** start of INFORMATION GIVEN **

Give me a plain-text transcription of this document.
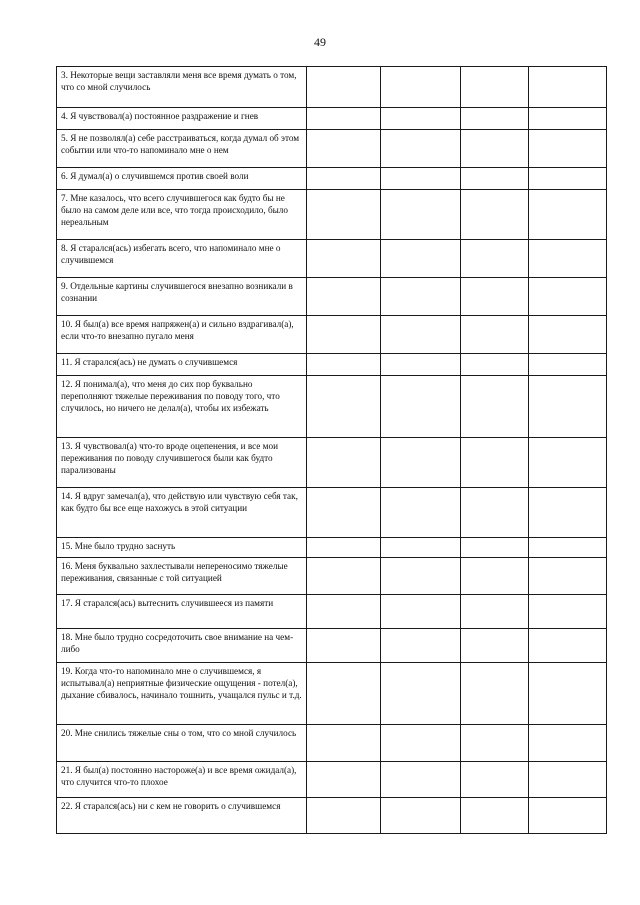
49
3. Некоторые вещи заставляли меня все время думать о том, что со мной случилось				
4. Я чувствовал(а) постоянное раздражение и гнев				
5. Я не позволял(а) себе расстраиваться, когда думал об этом событии или что-то напоминало мне о нем				
6. Я думал(а) о случившемся против своей воли				
7. Мне казалось, что всего случившегося как будто бы не было на самом деле или все, что тогда происходило, было нереальным				
8. Я старался(ась) избегать всего, что напоминало мне о случившемся				
9. Отдельные картины случившегося внезапно возникали в сознании				
10. Я был(а) все время напряжен(а) и сильно вздрагивал(а), если что-то внезапно пугало меня				
11. Я старался(ась) не думать о случившемся				
12. Я понимал(а), что меня до сих пор буквально переполняют тяжелые переживания по поводу того, что случилось, но ничего не делал(а), чтобы их избежать				
13. Я чувствовал(а) что-то вроде оцепенения, и все мои переживания по поводу случившегося были как будто парализованы				
14. Я вдруг замечал(а), что действую или чувствую себя так, как будто бы все еще нахожусь в этой ситуации				
15. Мне было трудно заснуть				
16. Меня буквально захлестывали непереносимо тяжелые переживания, связанные с той ситуацией				
17. Я старался(ась) вытеснить случившееся из памяти				
18. Мне было трудно сосредоточить свое внимание на чем-либо				
19. Когда что-то напоминало мне о случившемся, я испытывал(а) неприятные физические ощущения - потел(а), дыхание сбивалось, начинало тошнить, учащался пульс и т.д.				
20. Мне снились тяжелые сны о том, что со мной случилось				
21. Я был(а) постоянно настороже(а) и все время ожидал(а), что случится что-то плохое				
22. Я старался(ась) ни с кем не говорить о случившемся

** end of INFORMATION GIVEN **

== STATED EXERCISE ==
Every entry above is to be set down exactly; the pictures are to be left out.

== RESPONSE TO THIS EXERCISE ==
Give me a plain-text transcription of this document.
49
3. Некоторые вещи заставляли меня все время думать о том, что со мной случилось				
4. Я чувствовал(а) постоянное раздражение и гнев				
5. Я не позволял(а) себе расстраиваться, когда думал об этом событии или что-то напоминало мне о нем				
6. Я думал(а) о случившемся против своей воли				
7. Мне казалось, что всего случившегося как будто бы не было на самом деле или все, что тогда происходило, было нереальным				
8. Я старался(ась) избегать всего, что напоминало мне о случившемся				
9. Отдельные картины случившегося внезапно возникали в сознании				
10. Я был(а) все время напряжен(а) и сильно вздрагивал(а), если что-то внезапно пугало меня				
11. Я старался(ась) не думать о случившемся				
12. Я понимал(а), что меня до сих пор буквально переполняют тяжелые переживания по поводу того, что случилось, но ничего не делал(а), чтобы их избежать				
13. Я чувствовал(а) что-то вроде оцепенения, и все мои переживания по поводу случившегося были как будто парализованы				
14. Я вдруг замечал(а), что действую или чувствую себя так, как будто бы все еще нахожусь в этой ситуации				
15. Мне было трудно заснуть				
16. Меня буквально захлестывали непереносимо тяжелые переживания, связанные с той ситуацией				
17. Я старался(ась) вытеснить случившееся из памяти				
18. Мне было трудно сосредоточить свое внимание на чем-либо				
19. Когда что-то напоминало мне о случившемся, я испытывал(а) неприятные физические ощущения - потел(а), дыхание сбивалось, начинало тошнить, учащался пульс и т.д.				
20. Мне снились тяжелые сны о том, что со мной случилось				
21. Я был(а) постоянно настороже(а) и все время ожидал(а), что случится что-то плохое				
22. Я старался(ась) ни с кем не говорить о случившемся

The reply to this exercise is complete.